周知のとおり、日本における65歳以上の高齢者の比率は30%近くになっている。社会の高齢化に対応して、医療、介護、福祉、雇用など様々な分野で制度の見直しや支援が進んでいる。しかしながら、法的課題についてはどうだろうか。高齢者やその家族は、相続、消費者問題、成年後見など、法的課題に直面する可能性がある。たとえば、自身の遺言書の作成や、家族の相続に際して難しい意思決定が必要になることがある。また、認知症などで判断能力が低下した場合、 (あるいはそれに備えて) 成年後見制度や家族信託を利用するのかどうか。さらに、家族や地域の人々とつながりがなく、経済的な問題や判断能力の問題を抱えている場合、生活ニーズも法的ニーズも他者に認知されない、というケースもある。
 
本書は、このような状況を踏まえ、高齢者が必要とする法的支援を受けるまでの「法律相談へのアクセス」の実態と課題を整理することを目的としている。具体的には、高齢者、法専門家、行政・福祉関係機関という三者を対象に、それぞれ調査を行い、高齢者の法律相談へのアクセスの実態とアクセスとの関連要因、高齢者への支援における課題を多角的に分析した。
 
第1章では、日本の高齢化の現状を整理したうえで、司法アクセス研究および高齢者の法律相談へのアクセスにかかわる先行研究を検討した。
 
第2章では、高齢者のトラブル・問題経験や対応行動,法律相談場所の知識について、インターネット調査およびインタビュー調査の分析結果をもとに検討した。
———
> [課題 1]
本文によると、日本における65歳以上の高齢者の比率はどの程度か。
> [課題 2]
本文で調査の対象とされた三者をすべて挙げよ。
本文だけを手がかりに答えること。

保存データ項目
———
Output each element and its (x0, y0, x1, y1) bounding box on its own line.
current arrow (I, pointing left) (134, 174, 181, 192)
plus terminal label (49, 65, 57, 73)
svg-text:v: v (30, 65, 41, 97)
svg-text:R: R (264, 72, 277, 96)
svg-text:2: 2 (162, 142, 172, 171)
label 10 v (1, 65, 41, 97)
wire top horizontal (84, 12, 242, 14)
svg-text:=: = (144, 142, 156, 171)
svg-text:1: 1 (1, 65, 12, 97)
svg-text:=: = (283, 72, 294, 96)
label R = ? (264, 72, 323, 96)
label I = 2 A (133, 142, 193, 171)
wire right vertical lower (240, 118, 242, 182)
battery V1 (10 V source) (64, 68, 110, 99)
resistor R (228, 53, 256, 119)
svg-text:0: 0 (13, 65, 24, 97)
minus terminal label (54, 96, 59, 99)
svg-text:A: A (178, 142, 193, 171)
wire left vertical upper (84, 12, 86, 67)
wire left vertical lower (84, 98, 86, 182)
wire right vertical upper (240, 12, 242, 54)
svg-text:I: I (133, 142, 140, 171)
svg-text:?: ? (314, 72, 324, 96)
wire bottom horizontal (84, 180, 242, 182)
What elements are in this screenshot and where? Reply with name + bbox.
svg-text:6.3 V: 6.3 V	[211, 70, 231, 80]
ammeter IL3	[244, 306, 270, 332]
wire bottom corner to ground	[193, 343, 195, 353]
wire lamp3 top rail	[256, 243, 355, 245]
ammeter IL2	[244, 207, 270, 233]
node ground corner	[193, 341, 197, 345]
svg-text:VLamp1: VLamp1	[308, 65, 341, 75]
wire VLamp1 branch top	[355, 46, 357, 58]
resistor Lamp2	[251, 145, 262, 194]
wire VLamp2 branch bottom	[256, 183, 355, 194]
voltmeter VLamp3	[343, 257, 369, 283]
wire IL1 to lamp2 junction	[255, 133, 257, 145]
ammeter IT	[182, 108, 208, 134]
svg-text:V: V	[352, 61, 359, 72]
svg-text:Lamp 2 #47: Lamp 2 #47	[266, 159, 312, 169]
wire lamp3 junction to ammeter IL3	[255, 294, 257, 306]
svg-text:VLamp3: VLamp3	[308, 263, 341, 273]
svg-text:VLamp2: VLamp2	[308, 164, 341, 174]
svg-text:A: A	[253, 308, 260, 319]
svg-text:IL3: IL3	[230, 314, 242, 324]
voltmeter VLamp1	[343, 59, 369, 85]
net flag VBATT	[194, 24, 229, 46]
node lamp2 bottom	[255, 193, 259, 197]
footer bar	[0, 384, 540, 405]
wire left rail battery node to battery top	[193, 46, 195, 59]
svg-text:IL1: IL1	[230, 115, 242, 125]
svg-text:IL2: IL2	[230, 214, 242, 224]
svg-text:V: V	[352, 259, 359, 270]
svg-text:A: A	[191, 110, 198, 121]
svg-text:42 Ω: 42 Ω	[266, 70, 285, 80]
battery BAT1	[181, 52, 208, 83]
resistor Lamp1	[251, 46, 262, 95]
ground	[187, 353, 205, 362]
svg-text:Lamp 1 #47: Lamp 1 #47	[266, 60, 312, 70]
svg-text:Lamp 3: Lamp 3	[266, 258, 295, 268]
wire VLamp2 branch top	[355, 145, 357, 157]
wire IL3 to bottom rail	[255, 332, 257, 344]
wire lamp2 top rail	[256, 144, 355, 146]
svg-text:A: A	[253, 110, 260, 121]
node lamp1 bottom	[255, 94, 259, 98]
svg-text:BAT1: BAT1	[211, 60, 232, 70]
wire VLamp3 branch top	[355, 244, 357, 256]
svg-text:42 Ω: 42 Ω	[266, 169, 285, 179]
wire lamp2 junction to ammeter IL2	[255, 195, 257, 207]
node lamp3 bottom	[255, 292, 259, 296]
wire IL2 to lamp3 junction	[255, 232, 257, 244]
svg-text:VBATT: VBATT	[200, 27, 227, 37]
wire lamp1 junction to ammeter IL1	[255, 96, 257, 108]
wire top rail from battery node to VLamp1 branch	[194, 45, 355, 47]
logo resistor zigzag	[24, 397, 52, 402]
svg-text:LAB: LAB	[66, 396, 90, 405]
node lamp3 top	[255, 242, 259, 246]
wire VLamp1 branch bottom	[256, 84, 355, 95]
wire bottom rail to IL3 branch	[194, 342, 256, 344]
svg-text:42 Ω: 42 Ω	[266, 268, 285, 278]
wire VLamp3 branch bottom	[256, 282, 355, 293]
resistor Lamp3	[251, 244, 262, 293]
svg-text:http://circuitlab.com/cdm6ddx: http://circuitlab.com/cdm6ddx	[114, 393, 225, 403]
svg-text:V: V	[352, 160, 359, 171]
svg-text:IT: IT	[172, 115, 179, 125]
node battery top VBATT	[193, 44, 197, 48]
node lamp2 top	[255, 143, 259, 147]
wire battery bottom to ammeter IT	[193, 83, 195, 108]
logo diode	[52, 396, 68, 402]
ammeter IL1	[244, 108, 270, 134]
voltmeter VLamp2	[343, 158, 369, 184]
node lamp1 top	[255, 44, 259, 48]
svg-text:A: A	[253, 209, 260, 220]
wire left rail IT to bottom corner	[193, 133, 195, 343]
———
> [解答欄 1]
30%近く。

> [解答欄 2]
高齢者、法専門家、行政・福祉関係機関